• _Exercise objective_
Rewrite the records with "legend-label" swapped for "legend-entry" everywhere, keeping every other character the same.

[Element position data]
########################################
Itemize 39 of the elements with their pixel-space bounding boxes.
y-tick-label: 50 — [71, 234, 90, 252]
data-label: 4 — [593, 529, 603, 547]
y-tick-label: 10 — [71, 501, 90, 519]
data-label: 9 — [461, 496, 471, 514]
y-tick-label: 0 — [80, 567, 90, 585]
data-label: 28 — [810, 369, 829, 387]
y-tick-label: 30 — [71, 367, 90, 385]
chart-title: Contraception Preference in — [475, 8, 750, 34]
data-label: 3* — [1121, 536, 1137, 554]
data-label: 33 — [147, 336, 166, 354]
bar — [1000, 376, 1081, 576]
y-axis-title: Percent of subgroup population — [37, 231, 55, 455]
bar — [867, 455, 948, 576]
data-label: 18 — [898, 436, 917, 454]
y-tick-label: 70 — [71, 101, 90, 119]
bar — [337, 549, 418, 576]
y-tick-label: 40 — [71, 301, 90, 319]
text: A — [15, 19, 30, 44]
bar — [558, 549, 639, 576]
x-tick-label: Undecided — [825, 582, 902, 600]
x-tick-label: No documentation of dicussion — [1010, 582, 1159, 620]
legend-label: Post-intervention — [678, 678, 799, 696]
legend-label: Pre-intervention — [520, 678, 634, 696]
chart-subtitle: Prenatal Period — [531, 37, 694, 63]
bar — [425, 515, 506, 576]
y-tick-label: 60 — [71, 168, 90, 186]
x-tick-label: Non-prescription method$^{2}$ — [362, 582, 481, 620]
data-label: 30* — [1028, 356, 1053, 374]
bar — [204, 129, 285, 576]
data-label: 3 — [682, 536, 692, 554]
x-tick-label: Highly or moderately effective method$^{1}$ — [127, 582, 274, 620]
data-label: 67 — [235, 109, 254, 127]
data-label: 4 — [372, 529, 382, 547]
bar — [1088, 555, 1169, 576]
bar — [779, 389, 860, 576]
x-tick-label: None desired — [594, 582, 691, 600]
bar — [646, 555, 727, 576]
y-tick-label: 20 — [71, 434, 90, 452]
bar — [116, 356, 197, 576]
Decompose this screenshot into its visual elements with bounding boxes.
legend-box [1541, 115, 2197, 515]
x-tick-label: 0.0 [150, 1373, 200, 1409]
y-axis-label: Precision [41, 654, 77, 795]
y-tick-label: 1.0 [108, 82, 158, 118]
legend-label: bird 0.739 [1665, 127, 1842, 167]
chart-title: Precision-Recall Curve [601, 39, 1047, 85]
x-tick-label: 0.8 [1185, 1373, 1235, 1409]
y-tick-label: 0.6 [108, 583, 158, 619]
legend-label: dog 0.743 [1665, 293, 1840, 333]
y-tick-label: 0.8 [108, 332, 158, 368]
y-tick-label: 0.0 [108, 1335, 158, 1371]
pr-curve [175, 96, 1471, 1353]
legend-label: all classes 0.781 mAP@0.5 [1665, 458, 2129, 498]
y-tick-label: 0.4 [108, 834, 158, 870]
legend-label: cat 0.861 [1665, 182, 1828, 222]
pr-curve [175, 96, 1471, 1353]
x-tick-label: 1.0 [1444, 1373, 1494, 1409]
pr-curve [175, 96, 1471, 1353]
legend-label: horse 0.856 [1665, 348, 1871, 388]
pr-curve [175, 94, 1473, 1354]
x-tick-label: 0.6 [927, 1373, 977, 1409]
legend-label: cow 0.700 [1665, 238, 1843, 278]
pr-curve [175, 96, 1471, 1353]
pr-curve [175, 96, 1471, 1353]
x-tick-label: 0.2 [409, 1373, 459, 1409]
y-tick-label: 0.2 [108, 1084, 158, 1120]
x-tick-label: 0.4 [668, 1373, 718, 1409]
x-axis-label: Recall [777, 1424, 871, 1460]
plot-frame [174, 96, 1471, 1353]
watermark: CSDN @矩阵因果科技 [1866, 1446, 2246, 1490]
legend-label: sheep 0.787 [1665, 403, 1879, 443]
########################################
• _Result of this task_
Itemize 39 of the elements with their pixel-space bounding boxes.
y-tick-label: 50 — [71, 234, 90, 252]
data-label: 4 — [593, 529, 603, 547]
y-tick-label: 10 — [71, 501, 90, 519]
data-label: 9 — [461, 496, 471, 514]
y-tick-label: 0 — [80, 567, 90, 585]
data-label: 28 — [810, 369, 829, 387]
y-tick-label: 30 — [71, 367, 90, 385]
chart-title: Contraception Preference in — [475, 8, 750, 34]
data-label: 3* — [1121, 536, 1137, 554]
data-label: 33 — [147, 336, 166, 354]
bar — [1000, 376, 1081, 576]
y-axis-title: Percent of subgroup population — [37, 231, 55, 455]
bar — [867, 455, 948, 576]
data-label: 18 — [898, 436, 917, 454]
y-tick-label: 70 — [71, 101, 90, 119]
bar — [337, 549, 418, 576]
y-tick-label: 40 — [71, 301, 90, 319]
text: A — [15, 19, 30, 44]
bar — [558, 549, 639, 576]
x-tick-label: Undecided — [825, 582, 902, 600]
x-tick-label: No documentation of dicussion — [1010, 582, 1159, 620]
legend-entry: Post-intervention — [678, 678, 799, 696]
legend-entry: Pre-intervention — [520, 678, 634, 696]
chart-subtitle: Prenatal Period — [531, 37, 694, 63]
bar — [425, 515, 506, 576]
y-tick-label: 60 — [71, 168, 90, 186]
x-tick-label: Non-prescription method$^{2}$ — [362, 582, 481, 620]
data-label: 30* — [1028, 356, 1053, 374]
bar — [204, 129, 285, 576]
data-label: 3 — [682, 536, 692, 554]
x-tick-label: Highly or moderately effective method$^{1}$ — [127, 582, 274, 620]
data-label: 67 — [235, 109, 254, 127]
data-label: 4 — [372, 529, 382, 547]
bar — [1088, 555, 1169, 576]
bar — [779, 389, 860, 576]
x-tick-label: None desired — [594, 582, 691, 600]
bar — [646, 555, 727, 576]
y-tick-label: 20 — [71, 434, 90, 452]
bar — [116, 356, 197, 576]
Decompose this screenshot into its visual elements with bounding boxes.
legend-box [1541, 115, 2197, 515]
x-tick-label: 0.0 [150, 1373, 200, 1409]
y-axis-label: Precision [41, 654, 77, 795]
y-tick-label: 1.0 [108, 82, 158, 118]
legend-entry: bird 0.739 [1665, 127, 1842, 167]
chart-title: Precision-Recall Curve [601, 39, 1047, 85]
x-tick-label: 0.8 [1185, 1373, 1235, 1409]
y-tick-label: 0.6 [108, 583, 158, 619]
legend-entry: dog 0.743 [1665, 293, 1840, 333]
y-tick-label: 0.8 [108, 332, 158, 368]
y-tick-label: 0.0 [108, 1335, 158, 1371]
pr-curve [175, 96, 1471, 1353]
legend-entry: all classes 0.781 mAP@0.5 [1665, 458, 2129, 498]
y-tick-label: 0.4 [108, 834, 158, 870]
legend-entry: cat 0.861 [1665, 182, 1828, 222]
pr-curve [175, 96, 1471, 1353]
x-tick-label: 1.0 [1444, 1373, 1494, 1409]
pr-curve [175, 96, 1471, 1353]
legend-entry: horse 0.856 [1665, 348, 1871, 388]
pr-curve [175, 94, 1473, 1354]
x-tick-label: 0.6 [927, 1373, 977, 1409]
legend-entry: cow 0.700 [1665, 238, 1843, 278]
pr-curve [175, 96, 1471, 1353]
pr-curve [175, 96, 1471, 1353]
x-tick-label: 0.2 [409, 1373, 459, 1409]
y-tick-label: 0.2 [108, 1084, 158, 1120]
x-tick-label: 0.4 [668, 1373, 718, 1409]
x-axis-label: Recall [777, 1424, 871, 1460]
plot-frame [174, 96, 1471, 1353]
watermark: CSDN @矩阵因果科技 [1866, 1446, 2246, 1490]
legend-entry: sheep 0.787 [1665, 403, 1879, 443]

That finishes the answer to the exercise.